### STORED DATA:
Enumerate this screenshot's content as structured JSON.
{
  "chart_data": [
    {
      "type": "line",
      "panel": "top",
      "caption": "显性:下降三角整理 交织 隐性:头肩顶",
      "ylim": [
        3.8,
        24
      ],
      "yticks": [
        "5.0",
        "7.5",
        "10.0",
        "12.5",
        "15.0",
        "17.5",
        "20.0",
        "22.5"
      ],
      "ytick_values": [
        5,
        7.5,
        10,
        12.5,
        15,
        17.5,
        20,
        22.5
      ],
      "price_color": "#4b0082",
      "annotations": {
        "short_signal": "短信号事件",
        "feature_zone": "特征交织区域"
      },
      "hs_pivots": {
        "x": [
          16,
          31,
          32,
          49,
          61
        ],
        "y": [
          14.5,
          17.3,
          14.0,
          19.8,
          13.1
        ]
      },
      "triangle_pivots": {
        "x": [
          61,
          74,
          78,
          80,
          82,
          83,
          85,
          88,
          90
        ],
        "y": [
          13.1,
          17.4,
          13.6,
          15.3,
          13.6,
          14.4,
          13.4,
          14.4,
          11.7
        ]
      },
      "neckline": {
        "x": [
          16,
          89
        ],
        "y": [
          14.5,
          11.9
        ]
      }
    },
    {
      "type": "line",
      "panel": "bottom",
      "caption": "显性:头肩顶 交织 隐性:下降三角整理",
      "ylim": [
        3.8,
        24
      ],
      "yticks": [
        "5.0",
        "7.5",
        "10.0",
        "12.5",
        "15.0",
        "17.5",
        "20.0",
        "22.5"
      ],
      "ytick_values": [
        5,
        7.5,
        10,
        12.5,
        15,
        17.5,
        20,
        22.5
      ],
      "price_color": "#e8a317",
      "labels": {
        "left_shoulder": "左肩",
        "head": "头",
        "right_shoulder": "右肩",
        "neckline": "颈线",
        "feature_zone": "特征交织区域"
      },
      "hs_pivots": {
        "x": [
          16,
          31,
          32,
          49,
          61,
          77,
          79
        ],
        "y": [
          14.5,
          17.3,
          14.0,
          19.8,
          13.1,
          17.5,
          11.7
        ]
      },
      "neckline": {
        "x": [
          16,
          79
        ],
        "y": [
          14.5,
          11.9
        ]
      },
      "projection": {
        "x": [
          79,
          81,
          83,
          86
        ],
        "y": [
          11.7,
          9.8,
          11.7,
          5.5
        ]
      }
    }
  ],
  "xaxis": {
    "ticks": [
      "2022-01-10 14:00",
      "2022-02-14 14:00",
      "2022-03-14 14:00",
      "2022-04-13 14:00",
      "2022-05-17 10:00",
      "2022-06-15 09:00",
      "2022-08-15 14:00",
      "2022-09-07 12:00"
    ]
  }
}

### WORK TO COMPLETE:
Return all of the above records exactly, leaving no line out.

### EXERCISE ANSWER:
Enumerate this screenshot's content as structured JSON.
{
  "chart_data": [
    {
      "type": "line",
      "panel": "top",
      "caption": "显性:下降三角整理 交织 隐性:头肩顶",
      "ylim": [
        3.8,
        24
      ],
      "yticks": [
        "5.0",
        "7.5",
        "10.0",
        "12.5",
        "15.0",
        "17.5",
        "20.0",
        "22.5"
      ],
      "ytick_values": [
        5,
        7.5,
        10,
        12.5,
        15,
        17.5,
        20,
        22.5
      ],
      "price_color": "#4b0082",
      "annotations": {
        "short_signal": "短信号事件",
        "feature_zone": "特征交织区域"
      },
      "hs_pivots": {
        "x": [
          16,
          31,
          32,
          49,
          61
        ],
        "y": [
          14.5,
          17.3,
          14.0,
          19.8,
          13.1
        ]
      },
      "triangle_pivots": {
        "x": [
          61,
          74,
          78,
          80,
          82,
          83,
          85,
          88,
          90
        ],
        "y": [
          13.1,
          17.4,
          13.6,
          15.3,
          13.6,
          14.4,
          13.4,
          14.4,
          11.7
        ]
      },
      "neckline": {
        "x": [
          16,
          89
        ],
        "y": [
          14.5,
          11.9
        ]
      }
    },
    {
      "type": "line",
      "panel": "bottom",
      "caption": "显性:头肩顶 交织 隐性:下降三角整理",
      "ylim": [
        3.8,
        24
      ],
      "yticks": [
        "5.0",
        "7.5",
        "10.0",
        "12.5",
        "15.0",
        "17.5",
        "20.0",
        "22.5"
      ],
      "ytick_values": [
        5,
        7.5,
        10,
        12.5,
        15,
        17.5,
        20,
        22.5
      ],
      "price_color": "#e8a317",
      "labels": {
        "left_shoulder": "左肩",
        "head": "头",
        "right_shoulder": "右肩",
        "neckline": "颈线",
        "feature_zone": "特征交织区域"
      },
      "hs_pivots": {
        "x": [
          16,
          31,
          32,
          49,
          61,
          77,
          79
        ],
        "y": [
          14.5,
          17.3,
          14.0,
          19.8,
          13.1,
          17.5,
          11.7
        ]
      },
      "neckline": {
        "x": [
          16,
          79
        ],
        "y": [
          14.5,
          11.9
        ]
      },
      "projection": {
        "x": [
          79,
          81,
          83,
          86
        ],
        "y": [
          11.7,
          9.8,
          11.7,
          5.5
        ]
      }
    }
  ],
  "xaxis": {
    "ticks": [
      "2022-01-10 14:00",
      "2022-02-14 14:00",
      "2022-03-14 14:00",
      "2022-04-13 14:00",
      "2022-05-17 10:00",
      "2022-06-15 09:00",
      "2022-08-15 14:00",
      "2022-09-07 12:00"
    ]
  }
}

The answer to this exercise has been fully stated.